Records shown:
══════
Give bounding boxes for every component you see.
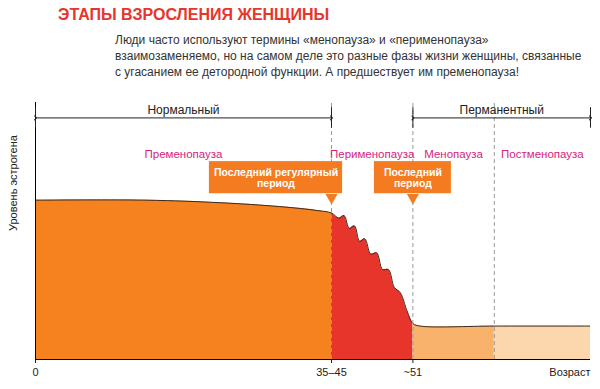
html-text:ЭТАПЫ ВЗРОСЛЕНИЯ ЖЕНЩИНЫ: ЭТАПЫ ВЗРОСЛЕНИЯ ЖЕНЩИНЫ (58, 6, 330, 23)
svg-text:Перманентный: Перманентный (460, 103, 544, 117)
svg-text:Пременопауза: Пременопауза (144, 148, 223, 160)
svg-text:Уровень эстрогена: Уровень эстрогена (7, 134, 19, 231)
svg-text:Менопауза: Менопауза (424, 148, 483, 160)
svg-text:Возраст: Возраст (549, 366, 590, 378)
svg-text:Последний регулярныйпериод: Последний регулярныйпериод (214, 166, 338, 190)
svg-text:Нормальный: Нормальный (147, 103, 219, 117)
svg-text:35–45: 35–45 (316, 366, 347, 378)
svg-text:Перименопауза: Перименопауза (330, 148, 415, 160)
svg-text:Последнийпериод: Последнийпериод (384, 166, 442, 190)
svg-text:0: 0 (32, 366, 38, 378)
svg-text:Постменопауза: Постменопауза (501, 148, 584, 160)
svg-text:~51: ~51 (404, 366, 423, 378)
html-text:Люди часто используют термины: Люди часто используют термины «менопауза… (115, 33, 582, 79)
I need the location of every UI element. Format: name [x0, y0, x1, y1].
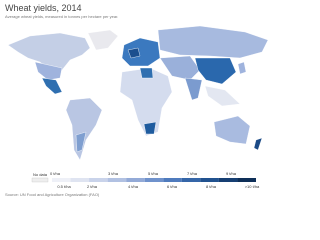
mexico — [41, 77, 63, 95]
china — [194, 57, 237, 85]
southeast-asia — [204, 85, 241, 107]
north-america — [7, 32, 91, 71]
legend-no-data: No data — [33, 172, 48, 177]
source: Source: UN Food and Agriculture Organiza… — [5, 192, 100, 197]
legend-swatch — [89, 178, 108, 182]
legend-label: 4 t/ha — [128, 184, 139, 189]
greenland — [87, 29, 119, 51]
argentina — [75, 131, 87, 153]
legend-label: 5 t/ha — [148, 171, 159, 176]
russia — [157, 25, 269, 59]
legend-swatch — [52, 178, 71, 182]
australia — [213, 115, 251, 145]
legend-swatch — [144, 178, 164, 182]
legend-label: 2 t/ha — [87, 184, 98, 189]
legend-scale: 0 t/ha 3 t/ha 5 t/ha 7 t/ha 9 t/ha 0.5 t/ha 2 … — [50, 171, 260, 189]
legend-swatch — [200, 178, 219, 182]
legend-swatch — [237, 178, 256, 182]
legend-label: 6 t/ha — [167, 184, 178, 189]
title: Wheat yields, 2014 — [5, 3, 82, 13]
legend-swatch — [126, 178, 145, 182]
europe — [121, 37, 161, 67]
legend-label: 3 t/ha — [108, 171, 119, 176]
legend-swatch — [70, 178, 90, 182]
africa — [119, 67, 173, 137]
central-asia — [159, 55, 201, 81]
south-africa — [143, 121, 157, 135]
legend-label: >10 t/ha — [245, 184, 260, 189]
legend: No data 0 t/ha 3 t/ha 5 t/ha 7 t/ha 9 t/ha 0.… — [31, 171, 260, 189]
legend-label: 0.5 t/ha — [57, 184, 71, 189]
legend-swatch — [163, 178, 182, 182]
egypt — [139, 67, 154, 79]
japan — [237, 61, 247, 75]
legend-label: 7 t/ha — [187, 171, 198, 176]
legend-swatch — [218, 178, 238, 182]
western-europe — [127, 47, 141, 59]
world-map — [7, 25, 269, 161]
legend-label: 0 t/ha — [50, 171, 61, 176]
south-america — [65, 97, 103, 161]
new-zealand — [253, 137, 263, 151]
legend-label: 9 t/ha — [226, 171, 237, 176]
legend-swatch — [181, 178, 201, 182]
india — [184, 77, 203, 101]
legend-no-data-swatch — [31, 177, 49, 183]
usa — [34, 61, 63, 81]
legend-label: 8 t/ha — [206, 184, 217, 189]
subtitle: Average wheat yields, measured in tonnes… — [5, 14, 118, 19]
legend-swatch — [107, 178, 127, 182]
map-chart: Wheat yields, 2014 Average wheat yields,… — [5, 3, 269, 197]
══════
Arrange every line of the rows above as a Markdown table with the columns No. and Line, numbering each line and skipping blank ones. Leave the pictures out.

Task result:
| No. | Line |
|---|---|
| 1 | Give bounding boxes for every component you see. |
| 2 | html-text:ЭТАПЫ ВЗРОСЛЕНИЯ ЖЕНЩИНЫ: ЭТАПЫ ВЗРОСЛЕНИЯ ЖЕНЩИНЫ (58, 6, 330, 23) |
| 3 | svg-text:Перманентный: Перманентный (460, 103, 544, 117) |
| 4 | svg-text:Пременопауза: Пременопауза (144, 148, 223, 160) |
| 5 | svg-text:Уровень эстрогена: Уровень эстрогена (7, 134, 19, 231) |
| 6 | svg-text:Менопауза: Менопауза (424, 148, 483, 160) |
| 7 | svg-text:Возраст: Возраст (549, 366, 590, 378) |
| 8 | svg-text:Последний регулярныйпериод: Последний регулярныйпериод (214, 166, 338, 190) |
| 9 | svg-text:Нормальный: Нормальный (147, 103, 219, 117) |
| 10 | svg-text:35–45: 35–45 (316, 366, 347, 378) |
| 11 | svg-text:Перименопауза: Перименопауза (330, 148, 415, 160) |
| 12 | svg-text:Последнийпериод: Последнийпериод (384, 166, 442, 190) |
| 13 | svg-text:0: 0 (32, 366, 38, 378) |
| 14 | svg-text:Постменопауза: Постменопауза (501, 148, 584, 160) |
| 15 | svg-text:~51: ~51 (404, 366, 423, 378) |
| 16 | html-text:Люди часто используют термины: Люди часто используют термины «менопауза… (115, 33, 582, 79) |
| 17 | I need the location of every UI element. Format: name [x0, y0, x1, y1]. |
| 18 | mexico — [41, 77, 63, 95] |
| 19 | china — [194, 57, 237, 85] |
| 20 | southeast-asia — [204, 85, 241, 107] |
| 21 | north-america — [7, 32, 91, 71] |
| 22 | legend-no-data: No data — [33, 172, 48, 177] |
| 23 | source: Source: UN Food and Agriculture Organiza… — [5, 192, 100, 197] |
| 24 | legend-swatch — [89, 178, 108, 182] |
| 25 | legend-label: 4 t/ha — [128, 184, 139, 189] |
| 26 | greenland — [87, 29, 119, 51] |
| 27 | argentina — [75, 131, 87, 153] |
| 28 | legend-label: 5 t/ha — [148, 171, 159, 176] |
| 29 | russia — [157, 25, 269, 59] |
| 30 | legend-swatch — [52, 178, 71, 182] |
| 31 | australia — [213, 115, 251, 145] |
| 32 | legend-swatch — [144, 178, 164, 182] |
| 33 | legend-label: 2 t/ha — [87, 184, 98, 189] |
| 34 | legend-scale: 0 t/ha 3 t/ha 5 t/ha 7 t/ha 9 t/ha 0.5 t/ha 2 … — [50, 171, 260, 189] |
| 35 | legend-swatch — [200, 178, 219, 182] |
| 36 | legend-swatch — [237, 178, 256, 182] |
| 37 | legend-label: 6 t/ha — [167, 184, 178, 189] |
| 38 | title: Wheat yields, 2014 — [5, 3, 82, 13] |
| 39 | legend-swatch — [126, 178, 145, 182] |
| 40 | europe — [121, 37, 161, 67] |
| 41 | legend-label: 3 t/ha — [108, 171, 119, 176] |
| 42 | legend-swatch — [70, 178, 90, 182] |
| 43 | africa — [119, 67, 173, 137] |
| 44 | central-asia — [159, 55, 201, 81] |
| 45 | south-africa — [143, 121, 157, 135] |
| 46 | legend-label: >10 t/ha — [245, 184, 260, 189] |
| 47 | legend: No data 0 t/ha 3 t/ha 5 t/ha 7 t/ha 9 t/ha 0.… — [31, 171, 260, 189] |
| 48 | legend-label: 0.5 t/ha — [57, 184, 71, 189] |
| 49 | legend-swatch — [163, 178, 182, 182] |
| 50 | egypt — [139, 67, 154, 79] |
| 51 | japan — [237, 61, 247, 75] |
| 52 | legend-label: 7 t/ha — [187, 171, 198, 176] |
| 53 | legend-swatch — [218, 178, 238, 182] |
| 54 | western-europe — [127, 47, 141, 59] |
| 55 | world-map — [7, 25, 269, 161] |
| 56 | legend-label: 0 t/ha — [50, 171, 61, 176] |
| 57 | south-america — [65, 97, 103, 161] |
| 58 | new-zealand — [253, 137, 263, 151] |
| 59 | legend-label: 9 t/ha — [226, 171, 237, 176] |
| 60 | legend-swatch — [181, 178, 201, 182] |
| 61 | india — [184, 77, 203, 101] |
| 62 | legend-no-data-swatch — [31, 177, 49, 183] |
| 63 | usa — [34, 61, 63, 81] |
| 64 | legend-label: 8 t/ha — [206, 184, 217, 189] |
| 65 | subtitle: Average wheat yields, measured in tonnes… — [5, 14, 118, 19] |
| 66 | legend-swatch — [107, 178, 127, 182] |
| 67 | map-chart: Wheat yields, 2014 Average wheat yields,… — [5, 3, 269, 197] |